[Dataset rows]

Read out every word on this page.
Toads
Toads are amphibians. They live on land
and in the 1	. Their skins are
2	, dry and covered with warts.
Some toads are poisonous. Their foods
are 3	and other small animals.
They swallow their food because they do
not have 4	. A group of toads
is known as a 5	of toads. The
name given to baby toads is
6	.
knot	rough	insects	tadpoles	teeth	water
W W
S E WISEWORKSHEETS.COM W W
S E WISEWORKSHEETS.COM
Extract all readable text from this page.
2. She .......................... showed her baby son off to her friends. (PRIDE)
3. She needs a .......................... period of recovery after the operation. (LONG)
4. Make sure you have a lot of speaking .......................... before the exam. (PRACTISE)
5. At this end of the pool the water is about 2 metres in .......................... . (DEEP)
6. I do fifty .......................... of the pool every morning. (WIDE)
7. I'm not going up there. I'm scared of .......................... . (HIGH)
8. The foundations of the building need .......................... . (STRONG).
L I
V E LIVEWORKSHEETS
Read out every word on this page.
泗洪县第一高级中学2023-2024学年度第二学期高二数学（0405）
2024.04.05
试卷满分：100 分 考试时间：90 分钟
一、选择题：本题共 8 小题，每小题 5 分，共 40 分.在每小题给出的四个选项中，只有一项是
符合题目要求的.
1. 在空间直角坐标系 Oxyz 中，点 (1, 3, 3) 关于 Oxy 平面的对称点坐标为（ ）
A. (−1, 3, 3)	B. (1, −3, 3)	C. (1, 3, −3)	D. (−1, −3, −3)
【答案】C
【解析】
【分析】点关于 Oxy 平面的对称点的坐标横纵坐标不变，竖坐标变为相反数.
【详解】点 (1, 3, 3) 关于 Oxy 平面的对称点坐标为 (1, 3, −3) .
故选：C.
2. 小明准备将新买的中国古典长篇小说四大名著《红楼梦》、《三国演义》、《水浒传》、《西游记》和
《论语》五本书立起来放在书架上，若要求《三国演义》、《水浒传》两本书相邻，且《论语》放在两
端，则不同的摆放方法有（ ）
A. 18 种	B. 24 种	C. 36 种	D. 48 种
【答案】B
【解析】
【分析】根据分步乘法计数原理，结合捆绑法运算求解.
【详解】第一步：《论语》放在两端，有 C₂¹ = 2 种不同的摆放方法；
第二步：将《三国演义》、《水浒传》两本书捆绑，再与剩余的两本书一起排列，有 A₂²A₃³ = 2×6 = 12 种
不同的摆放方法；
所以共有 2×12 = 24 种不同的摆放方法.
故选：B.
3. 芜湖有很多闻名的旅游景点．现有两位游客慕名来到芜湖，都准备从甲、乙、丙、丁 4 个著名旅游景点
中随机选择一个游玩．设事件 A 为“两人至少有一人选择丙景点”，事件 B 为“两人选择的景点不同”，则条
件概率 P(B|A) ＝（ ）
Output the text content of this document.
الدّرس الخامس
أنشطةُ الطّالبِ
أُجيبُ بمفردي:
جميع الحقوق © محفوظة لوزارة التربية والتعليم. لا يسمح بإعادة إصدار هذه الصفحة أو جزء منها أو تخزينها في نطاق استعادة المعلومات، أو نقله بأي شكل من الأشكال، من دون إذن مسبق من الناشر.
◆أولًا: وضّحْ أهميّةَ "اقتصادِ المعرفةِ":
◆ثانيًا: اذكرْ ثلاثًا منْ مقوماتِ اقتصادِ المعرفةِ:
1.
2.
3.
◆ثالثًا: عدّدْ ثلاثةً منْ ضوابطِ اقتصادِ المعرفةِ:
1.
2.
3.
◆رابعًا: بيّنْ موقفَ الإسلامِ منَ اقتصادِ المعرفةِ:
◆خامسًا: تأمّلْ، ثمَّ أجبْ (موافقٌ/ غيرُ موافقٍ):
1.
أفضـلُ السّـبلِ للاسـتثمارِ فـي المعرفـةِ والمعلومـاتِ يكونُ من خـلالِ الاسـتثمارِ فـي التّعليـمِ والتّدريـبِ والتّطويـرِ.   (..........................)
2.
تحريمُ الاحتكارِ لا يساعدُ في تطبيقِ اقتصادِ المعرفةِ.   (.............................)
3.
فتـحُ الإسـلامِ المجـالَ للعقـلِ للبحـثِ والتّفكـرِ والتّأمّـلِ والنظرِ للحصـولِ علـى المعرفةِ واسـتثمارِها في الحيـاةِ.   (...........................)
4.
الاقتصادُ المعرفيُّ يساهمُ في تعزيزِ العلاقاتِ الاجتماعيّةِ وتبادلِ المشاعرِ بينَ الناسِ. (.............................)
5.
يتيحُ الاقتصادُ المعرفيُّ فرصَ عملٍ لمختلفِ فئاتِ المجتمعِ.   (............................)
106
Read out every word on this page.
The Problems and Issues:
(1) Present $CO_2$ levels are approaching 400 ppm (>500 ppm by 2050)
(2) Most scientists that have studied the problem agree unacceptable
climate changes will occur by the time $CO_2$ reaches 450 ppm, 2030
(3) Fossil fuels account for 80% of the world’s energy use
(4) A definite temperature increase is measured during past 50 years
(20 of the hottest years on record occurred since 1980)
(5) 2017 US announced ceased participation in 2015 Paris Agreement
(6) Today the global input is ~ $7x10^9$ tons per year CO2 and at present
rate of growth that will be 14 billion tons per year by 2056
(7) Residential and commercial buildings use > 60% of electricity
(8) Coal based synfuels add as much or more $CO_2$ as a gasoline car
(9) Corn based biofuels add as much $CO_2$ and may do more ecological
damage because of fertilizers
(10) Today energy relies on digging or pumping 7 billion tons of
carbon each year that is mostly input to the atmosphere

Work to complete :: Please output the entire listing exactly as it stands.

Complete output ::
Read out every word on this page.
Toads
Toads are amphibians. They live on land
and in the 1	. Their skins are
2	, dry and covered with warts.
Some toads are poisonous. Their foods
are 3	and other small animals.
They swallow their food because they do
not have 4	. A group of toads
is known as a 5	of toads. The
name given to baby toads is
6	.
knot	rough	insects	tadpoles	teeth	water
W W
S E WISEWORKSHEETS.COM W W
S E WISEWORKSHEETS.COM
Extract all readable text from this page.
2. She .......................... showed her baby son off to her friends. (PRIDE)
3. She needs a .......................... period of recovery after the operation. (LONG)
4. Make sure you have a lot of speaking .......................... before the exam. (PRACTISE)
5. At this end of the pool the water is about 2 metres in .......................... . (DEEP)
6. I do fifty .......................... of the pool every morning. (WIDE)
7. I'm not going up there. I'm scared of .......................... . (HIGH)
8. The foundations of the building need .......................... . (STRONG).
L I
V E LIVEWORKSHEETS
Read out every word on this page.
泗洪县第一高级中学2023-2024学年度第二学期高二数学（0405）
2024.04.05
试卷满分：100 分 考试时间：90 分钟
一、选择题：本题共 8 小题，每小题 5 分，共 40 分.在每小题给出的四个选项中，只有一项是
符合题目要求的.
1. 在空间直角坐标系 Oxyz 中，点 (1, 3, 3) 关于 Oxy 平面的对称点坐标为（ ）
A. (−1, 3, 3)	B. (1, −3, 3)	C. (1, 3, −3)	D. (−1, −3, −3)
【答案】C
【解析】
【分析】点关于 Oxy 平面的对称点的坐标横纵坐标不变，竖坐标变为相反数.
【详解】点 (1, 3, 3) 关于 Oxy 平面的对称点坐标为 (1, 3, −3) .
故选：C.
2. 小明准备将新买的中国古典长篇小说四大名著《红楼梦》、《三国演义》、《水浒传》、《西游记》和
《论语》五本书立起来放在书架上，若要求《三国演义》、《水浒传》两本书相邻，且《论语》放在两
端，则不同的摆放方法有（ ）
A. 18 种	B. 24 种	C. 36 种	D. 48 种
【答案】B
【解析】
【分析】根据分步乘法计数原理，结合捆绑法运算求解.
【详解】第一步：《论语》放在两端，有 C₂¹ = 2 种不同的摆放方法；
第二步：将《三国演义》、《水浒传》两本书捆绑，再与剩余的两本书一起排列，有 A₂²A₃³ = 2×6 = 12 种
不同的摆放方法；
所以共有 2×12 = 24 种不同的摆放方法.
故选：B.
3. 芜湖有很多闻名的旅游景点．现有两位游客慕名来到芜湖，都准备从甲、乙、丙、丁 4 个著名旅游景点
中随机选择一个游玩．设事件 A 为“两人至少有一人选择丙景点”，事件 B 为“两人选择的景点不同”，则条
件概率 P(B|A) ＝（ ）
Output the text content of this document.
الدّرس الخامس
أنشطةُ الطّالبِ
أُجيبُ بمفردي:
جميع الحقوق © محفوظة لوزارة التربية والتعليم. لا يسمح بإعادة إصدار هذه الصفحة أو جزء منها أو تخزينها في نطاق استعادة المعلومات، أو نقله بأي شكل من الأشكال، من دون إذن مسبق من الناشر.
◆أولًا: وضّحْ أهميّةَ "اقتصادِ المعرفةِ":
◆ثانيًا: اذكرْ ثلاثًا منْ مقوماتِ اقتصادِ المعرفةِ:
1.
2.
3.
◆ثالثًا: عدّدْ ثلاثةً منْ ضوابطِ اقتصادِ المعرفةِ:
1.
2.
3.
◆رابعًا: بيّنْ موقفَ الإسلامِ منَ اقتصادِ المعرفةِ:
◆خامسًا: تأمّلْ، ثمَّ أجبْ (موافقٌ/ غيرُ موافقٍ):
1.
أفضـلُ السّـبلِ للاسـتثمارِ فـي المعرفـةِ والمعلومـاتِ يكونُ من خـلالِ الاسـتثمارِ فـي التّعليـمِ والتّدريـبِ والتّطويـرِ.   (..........................)
2.
تحريمُ الاحتكارِ لا يساعدُ في تطبيقِ اقتصادِ المعرفةِ.   (.............................)
3.
فتـحُ الإسـلامِ المجـالَ للعقـلِ للبحـثِ والتّفكـرِ والتّأمّـلِ والنظرِ للحصـولِ علـى المعرفةِ واسـتثمارِها في الحيـاةِ.   (...........................)
4.
الاقتصادُ المعرفيُّ يساهمُ في تعزيزِ العلاقاتِ الاجتماعيّةِ وتبادلِ المشاعرِ بينَ الناسِ. (.............................)
5.
يتيحُ الاقتصادُ المعرفيُّ فرصَ عملٍ لمختلفِ فئاتِ المجتمعِ.   (............................)
106
Read out every word on this page.
The Problems and Issues:
(1) Present $CO_2$ levels are approaching 400 ppm (>500 ppm by 2050)
(2) Most scientists that have studied the problem agree unacceptable
climate changes will occur by the time $CO_2$ reaches 450 ppm, 2030
(3) Fossil fuels account for 80% of the world’s energy use
(4) A definite temperature increase is measured during past 50 years
(20 of the hottest years on record occurred since 1980)
(5) 2017 US announced ceased participation in 2015 Paris Agreement
(6) Today the global input is ~ $7x10^9$ tons per year CO2 and at present
rate of growth that will be 14 billion tons per year by 2056
(7) Residential and commercial buildings use > 60% of electricity
(8) Coal based synfuels add as much or more $CO_2$ as a gasoline car
(9) Corn based biofuels add as much $CO_2$ and may do more ecological
damage because of fertilizers
(10) Today energy relies on digging or pumping 7 billion tons of
carbon each year that is mostly input to the atmosphere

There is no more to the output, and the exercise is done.